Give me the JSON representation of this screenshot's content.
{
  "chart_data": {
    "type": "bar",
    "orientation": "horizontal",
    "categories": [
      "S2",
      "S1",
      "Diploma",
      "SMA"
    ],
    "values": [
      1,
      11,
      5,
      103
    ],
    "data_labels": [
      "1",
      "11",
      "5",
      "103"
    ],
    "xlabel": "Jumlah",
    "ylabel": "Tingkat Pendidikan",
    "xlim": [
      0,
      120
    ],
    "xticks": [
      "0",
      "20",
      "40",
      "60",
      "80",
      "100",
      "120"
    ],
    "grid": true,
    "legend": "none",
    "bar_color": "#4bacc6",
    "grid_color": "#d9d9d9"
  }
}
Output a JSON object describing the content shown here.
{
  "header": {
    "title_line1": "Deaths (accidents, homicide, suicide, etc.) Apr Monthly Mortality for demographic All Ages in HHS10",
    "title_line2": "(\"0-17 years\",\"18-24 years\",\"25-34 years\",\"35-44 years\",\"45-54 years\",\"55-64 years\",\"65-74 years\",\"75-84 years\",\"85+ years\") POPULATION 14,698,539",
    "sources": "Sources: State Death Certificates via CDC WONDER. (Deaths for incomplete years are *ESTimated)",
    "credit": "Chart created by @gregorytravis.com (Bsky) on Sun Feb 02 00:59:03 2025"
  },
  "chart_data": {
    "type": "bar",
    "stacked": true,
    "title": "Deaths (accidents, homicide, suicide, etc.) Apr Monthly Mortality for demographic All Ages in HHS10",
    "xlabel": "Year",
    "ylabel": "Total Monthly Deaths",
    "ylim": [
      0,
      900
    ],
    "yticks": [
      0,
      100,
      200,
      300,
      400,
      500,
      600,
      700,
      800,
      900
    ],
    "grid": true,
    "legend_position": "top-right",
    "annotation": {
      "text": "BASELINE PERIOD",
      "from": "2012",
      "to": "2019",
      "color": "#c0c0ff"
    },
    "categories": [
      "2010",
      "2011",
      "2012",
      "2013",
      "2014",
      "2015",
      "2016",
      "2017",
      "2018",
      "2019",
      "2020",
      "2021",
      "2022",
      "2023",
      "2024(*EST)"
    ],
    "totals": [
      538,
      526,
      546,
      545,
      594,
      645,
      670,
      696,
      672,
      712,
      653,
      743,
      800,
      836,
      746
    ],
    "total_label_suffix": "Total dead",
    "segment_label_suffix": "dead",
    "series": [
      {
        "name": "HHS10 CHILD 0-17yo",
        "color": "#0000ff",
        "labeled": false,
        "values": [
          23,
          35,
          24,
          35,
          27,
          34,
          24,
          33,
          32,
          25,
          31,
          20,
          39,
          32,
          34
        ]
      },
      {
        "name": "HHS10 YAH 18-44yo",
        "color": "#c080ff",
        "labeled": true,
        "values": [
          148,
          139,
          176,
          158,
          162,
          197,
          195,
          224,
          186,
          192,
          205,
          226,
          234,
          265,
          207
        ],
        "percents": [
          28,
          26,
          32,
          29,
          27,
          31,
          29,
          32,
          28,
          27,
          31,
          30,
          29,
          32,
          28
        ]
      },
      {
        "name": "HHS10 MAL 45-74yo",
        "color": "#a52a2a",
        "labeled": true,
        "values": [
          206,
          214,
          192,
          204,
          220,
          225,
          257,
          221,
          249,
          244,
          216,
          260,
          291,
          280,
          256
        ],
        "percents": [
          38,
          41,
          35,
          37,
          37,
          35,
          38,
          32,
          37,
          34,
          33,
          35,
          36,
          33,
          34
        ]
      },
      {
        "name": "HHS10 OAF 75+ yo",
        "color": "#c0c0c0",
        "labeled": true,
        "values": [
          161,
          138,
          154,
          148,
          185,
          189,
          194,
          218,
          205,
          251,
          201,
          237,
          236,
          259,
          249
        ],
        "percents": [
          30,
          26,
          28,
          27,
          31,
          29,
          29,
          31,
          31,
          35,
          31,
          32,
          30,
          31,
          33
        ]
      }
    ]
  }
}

▬▬▬▬▬▬

▶ _WHAT YOU WILL DO_:
Write out all the data again, exactly as it appears.

▶ _FULL SOLUTION_:
Give me the JSON representation of this screenshot's content.
{
  "chart_data": {
    "type": "bar",
    "orientation": "horizontal",
    "categories": [
      "S2",
      "S1",
      "Diploma",
      "SMA"
    ],
    "values": [
      1,
      11,
      5,
      103
    ],
    "data_labels": [
      "1",
      "11",
      "5",
      "103"
    ],
    "xlabel": "Jumlah",
    "ylabel": "Tingkat Pendidikan",
    "xlim": [
      0,
      120
    ],
    "xticks": [
      "0",
      "20",
      "40",
      "60",
      "80",
      "100",
      "120"
    ],
    "grid": true,
    "legend": "none",
    "bar_color": "#4bacc6",
    "grid_color": "#d9d9d9"
  }
}
Output a JSON object describing the content shown here.
{
  "header": {
    "title_line1": "Deaths (accidents, homicide, suicide, etc.) Apr Monthly Mortality for demographic All Ages in HHS10",
    "title_line2": "(\"0-17 years\",\"18-24 years\",\"25-34 years\",\"35-44 years\",\"45-54 years\",\"55-64 years\",\"65-74 years\",\"75-84 years\",\"85+ years\") POPULATION 14,698,539",
    "sources": "Sources: State Death Certificates via CDC WONDER. (Deaths for incomplete years are *ESTimated)",
    "credit": "Chart created by @gregorytravis.com (Bsky) on Sun Feb 02 00:59:03 2025"
  },
  "chart_data": {
    "type": "bar",
    "stacked": true,
    "title": "Deaths (accidents, homicide, suicide, etc.) Apr Monthly Mortality for demographic All Ages in HHS10",
    "xlabel": "Year",
    "ylabel": "Total Monthly Deaths",
    "ylim": [
      0,
      900
    ],
    "yticks": [
      0,
      100,
      200,
      300,
      400,
      500,
      600,
      700,
      800,
      900
    ],
    "grid": true,
    "legend_position": "top-right",
    "annotation": {
      "text": "BASELINE PERIOD",
      "from": "2012",
      "to": "2019",
      "color": "#c0c0ff"
    },
    "categories": [
      "2010",
      "2011",
      "2012",
      "2013",
      "2014",
      "2015",
      "2016",
      "2017",
      "2018",
      "2019",
      "2020",
      "2021",
      "2022",
      "2023",
      "2024(*EST)"
    ],
    "totals": [
      538,
      526,
      546,
      545,
      594,
      645,
      670,
      696,
      672,
      712,
      653,
      743,
      800,
      836,
      746
    ],
    "total_label_suffix": "Total dead",
    "segment_label_suffix": "dead",
    "series": [
      {
        "name": "HHS10 CHILD 0-17yo",
        "color": "#0000ff",
        "labeled": false,
        "values": [
          23,
          35,
          24,
          35,
          27,
          34,
          24,
          33,
          32,
          25,
          31,
          20,
          39,
          32,
          34
        ]
      },
      {
        "name": "HHS10 YAH 18-44yo",
        "color": "#c080ff",
        "labeled": true,
        "values": [
          148,
          139,
          176,
          158,
          162,
          197,
          195,
          224,
          186,
          192,
          205,
          226,
          234,
          265,
          207
        ],
        "percents": [
          28,
          26,
          32,
          29,
          27,
          31,
          29,
          32,
          28,
          27,
          31,
          30,
          29,
          32,
          28
        ]
      },
      {
        "name": "HHS10 MAL 45-74yo",
        "color": "#a52a2a",
        "labeled": true,
        "values": [
          206,
          214,
          192,
          204,
          220,
          225,
          257,
          221,
          249,
          244,
          216,
          260,
          291,
          280,
          256
        ],
        "percents": [
          38,
          41,
          35,
          37,
          37,
          35,
          38,
          32,
          37,
          34,
          33,
          35,
          36,
          33,
          34
        ]
      },
      {
        "name": "HHS10 OAF 75+ yo",
        "color": "#c0c0c0",
        "labeled": true,
        "values": [
          161,
          138,
          154,
          148,
          185,
          189,
          194,
          218,
          205,
          251,
          201,
          237,
          236,
          259,
          249
        ],
        "percents": [
          30,
          26,
          28,
          27,
          31,
          29,
          29,
          31,
          31,
          35,
          31,
          32,
          30,
          31,
          33
        ]
      }
    ]
  }
}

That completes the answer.